DIRECTIONS FOR THIS TASK → Reproduce verbatim every line from the one containing "settings-menu[interactable]: Settings ▼" down to the one containing "981, 2330, 998]", including both of those lines.

[Dataset entries]
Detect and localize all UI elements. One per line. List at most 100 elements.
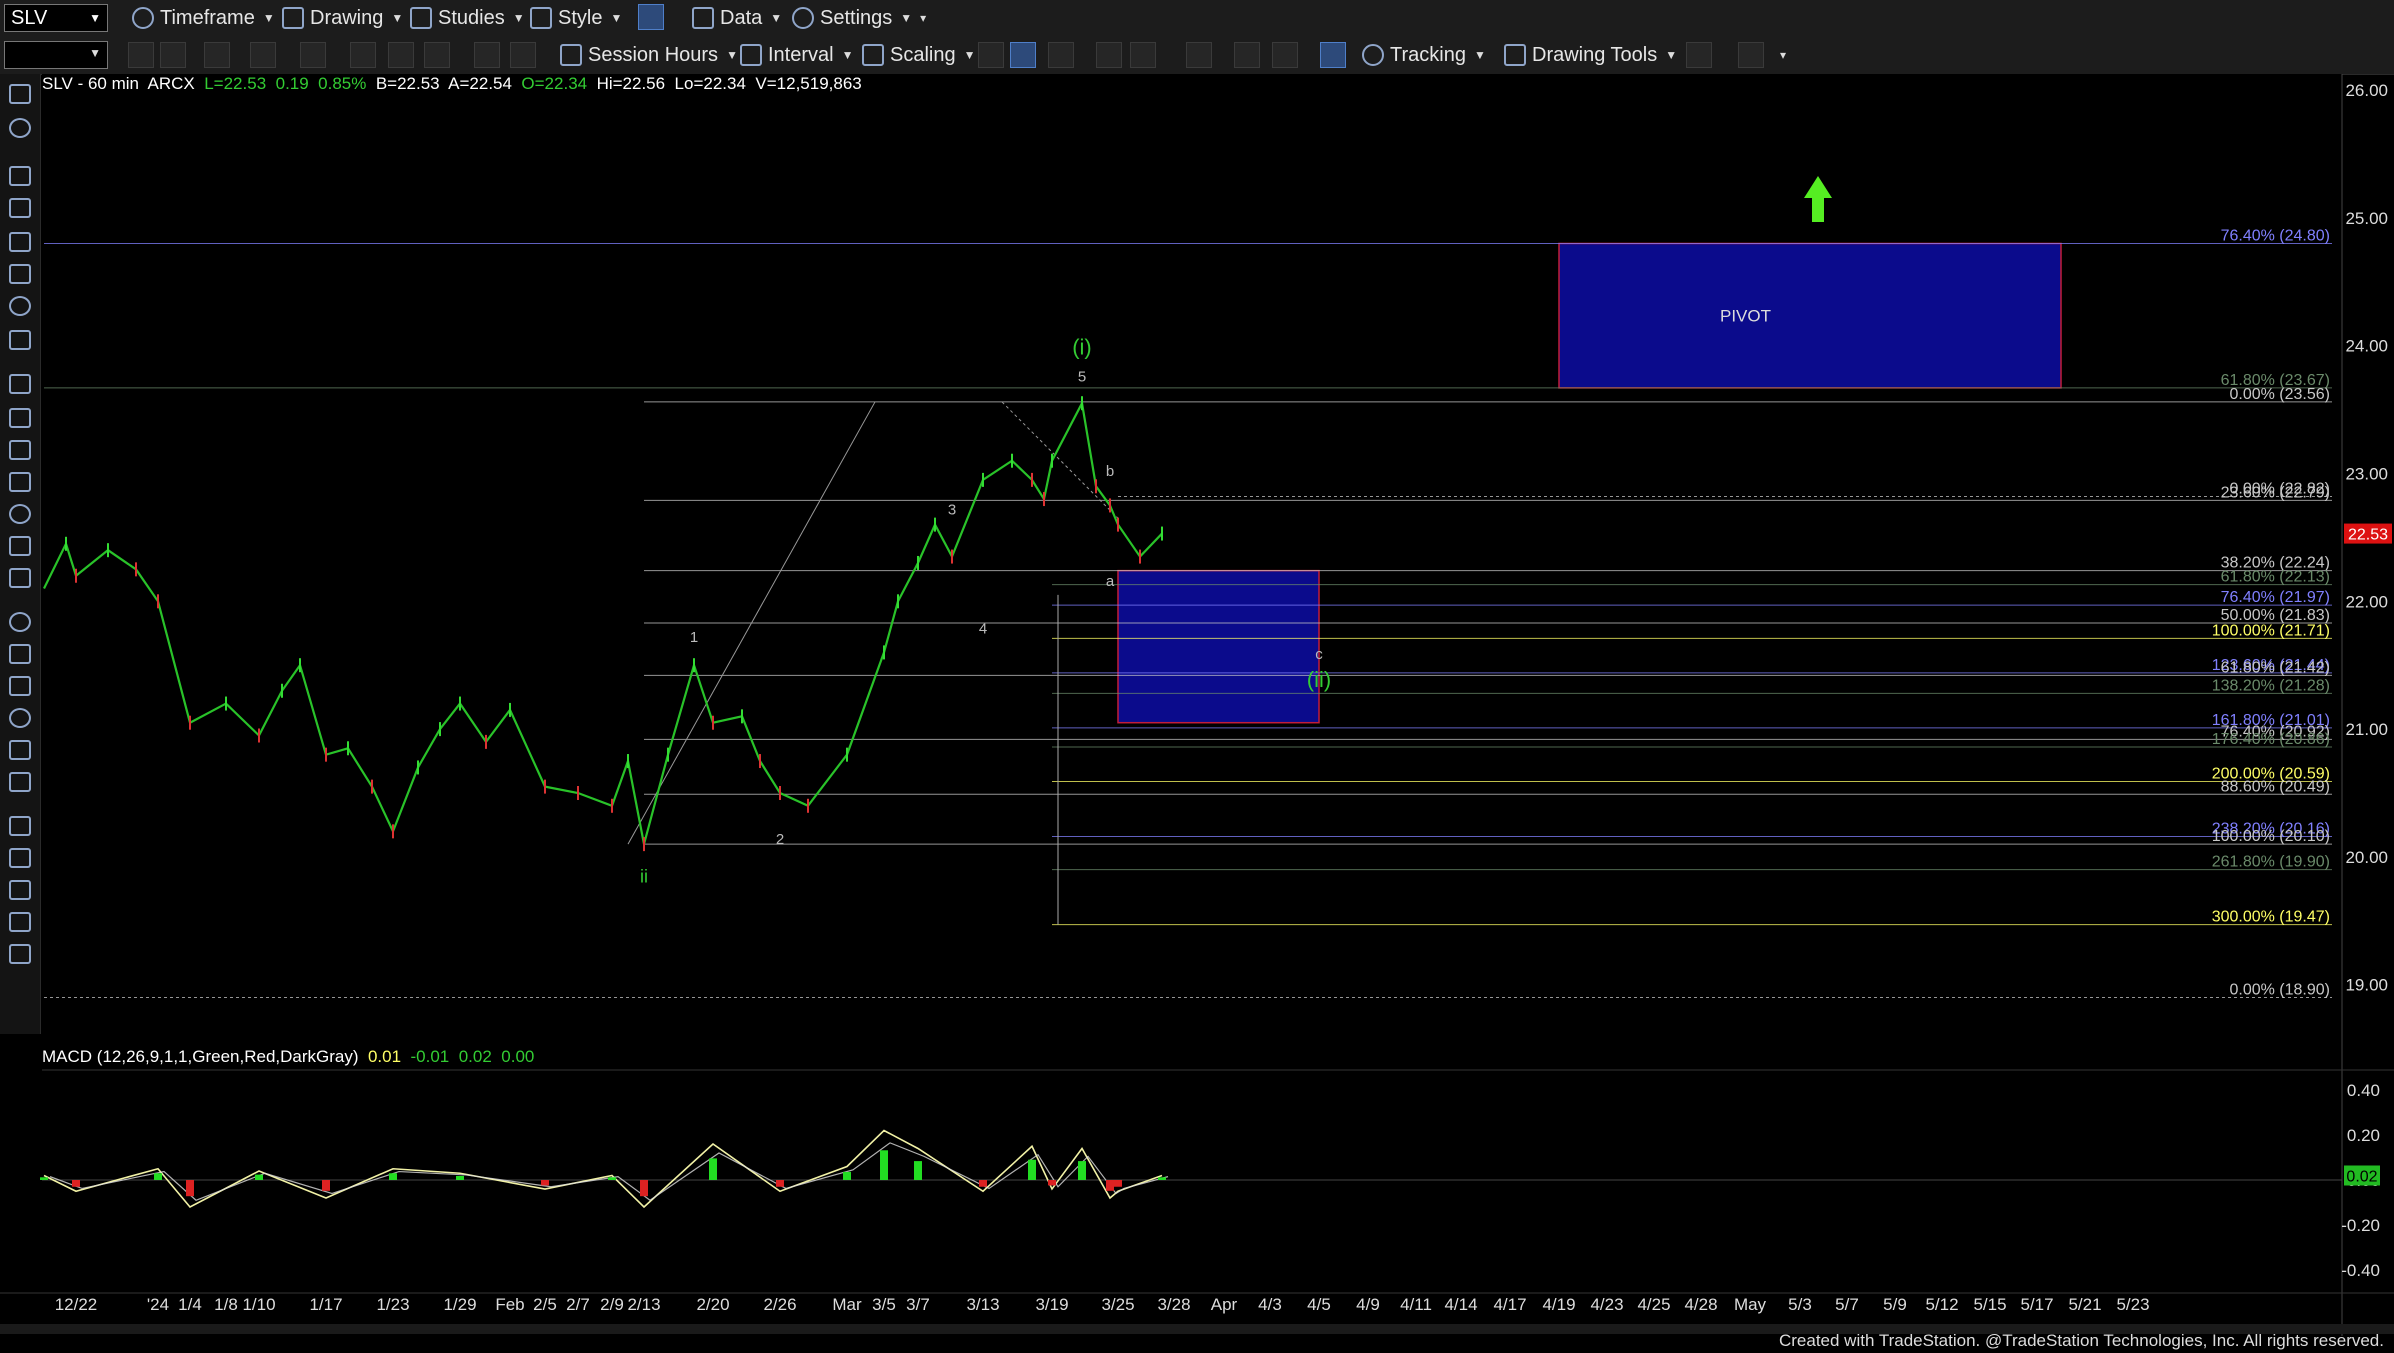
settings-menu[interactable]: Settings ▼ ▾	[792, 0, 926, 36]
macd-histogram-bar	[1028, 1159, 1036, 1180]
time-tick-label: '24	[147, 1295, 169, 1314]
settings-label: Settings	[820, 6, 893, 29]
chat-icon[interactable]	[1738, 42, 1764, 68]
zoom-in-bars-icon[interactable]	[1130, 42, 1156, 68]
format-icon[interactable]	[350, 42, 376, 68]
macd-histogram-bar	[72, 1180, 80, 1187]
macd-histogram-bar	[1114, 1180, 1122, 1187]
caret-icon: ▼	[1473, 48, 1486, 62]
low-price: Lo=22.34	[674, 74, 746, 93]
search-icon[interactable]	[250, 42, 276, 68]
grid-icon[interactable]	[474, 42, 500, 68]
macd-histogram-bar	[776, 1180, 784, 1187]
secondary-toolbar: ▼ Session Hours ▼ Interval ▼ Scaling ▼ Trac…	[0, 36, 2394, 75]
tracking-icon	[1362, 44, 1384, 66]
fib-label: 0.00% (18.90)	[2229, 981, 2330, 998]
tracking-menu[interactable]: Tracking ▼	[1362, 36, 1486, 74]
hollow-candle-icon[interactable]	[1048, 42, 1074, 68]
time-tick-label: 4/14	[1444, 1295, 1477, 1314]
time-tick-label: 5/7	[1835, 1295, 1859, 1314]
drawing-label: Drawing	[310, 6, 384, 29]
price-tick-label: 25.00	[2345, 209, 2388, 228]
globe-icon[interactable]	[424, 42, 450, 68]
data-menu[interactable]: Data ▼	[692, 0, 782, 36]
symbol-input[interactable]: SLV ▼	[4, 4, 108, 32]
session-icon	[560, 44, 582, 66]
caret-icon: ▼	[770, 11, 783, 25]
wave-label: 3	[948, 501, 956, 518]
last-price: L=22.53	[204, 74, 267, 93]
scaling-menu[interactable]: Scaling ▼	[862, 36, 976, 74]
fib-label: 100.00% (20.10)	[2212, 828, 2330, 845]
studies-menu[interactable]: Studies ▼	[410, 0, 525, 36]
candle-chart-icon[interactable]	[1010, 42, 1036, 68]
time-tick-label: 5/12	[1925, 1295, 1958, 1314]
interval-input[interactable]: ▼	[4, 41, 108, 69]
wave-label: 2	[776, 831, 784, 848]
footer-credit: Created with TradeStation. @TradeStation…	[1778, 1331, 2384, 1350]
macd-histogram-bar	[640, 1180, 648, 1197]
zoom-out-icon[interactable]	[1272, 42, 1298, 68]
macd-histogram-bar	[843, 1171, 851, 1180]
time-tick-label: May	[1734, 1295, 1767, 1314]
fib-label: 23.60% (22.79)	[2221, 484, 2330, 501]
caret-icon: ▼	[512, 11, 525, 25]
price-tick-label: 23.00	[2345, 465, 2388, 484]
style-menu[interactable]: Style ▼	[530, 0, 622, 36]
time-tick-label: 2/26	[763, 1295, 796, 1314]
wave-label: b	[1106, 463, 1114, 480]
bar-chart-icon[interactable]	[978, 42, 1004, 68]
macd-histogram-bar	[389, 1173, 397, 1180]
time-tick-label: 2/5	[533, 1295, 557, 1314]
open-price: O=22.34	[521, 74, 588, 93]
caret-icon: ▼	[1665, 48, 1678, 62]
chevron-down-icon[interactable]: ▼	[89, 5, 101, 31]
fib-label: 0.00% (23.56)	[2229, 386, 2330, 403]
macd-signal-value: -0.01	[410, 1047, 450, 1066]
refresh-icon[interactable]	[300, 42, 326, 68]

RESULT FOR THIS TASK →
settings-menu[interactable]: Settings ▼ ▾	[792, 0, 926, 36]
macd-histogram-bar	[1028, 1159, 1036, 1180]
time-tick-label: '24	[147, 1295, 169, 1314]
settings-label: Settings	[820, 6, 893, 29]
chat-icon[interactable]	[1738, 42, 1764, 68]
zoom-in-bars-icon[interactable]	[1130, 42, 1156, 68]
format-icon[interactable]	[350, 42, 376, 68]
macd-histogram-bar	[72, 1180, 80, 1187]
macd-histogram-bar	[1114, 1180, 1122, 1187]
caret-icon: ▼	[1473, 48, 1486, 62]
low-price: Lo=22.34	[674, 74, 746, 93]
search-icon[interactable]	[250, 42, 276, 68]
grid-icon[interactable]	[474, 42, 500, 68]
macd-histogram-bar	[776, 1180, 784, 1187]
secondary-toolbar: ▼ Session Hours ▼ Interval ▼ Scaling ▼ Trac…	[0, 36, 2394, 75]
tracking-icon	[1362, 44, 1384, 66]
fib-label: 0.00% (18.90)	[2229, 981, 2330, 998]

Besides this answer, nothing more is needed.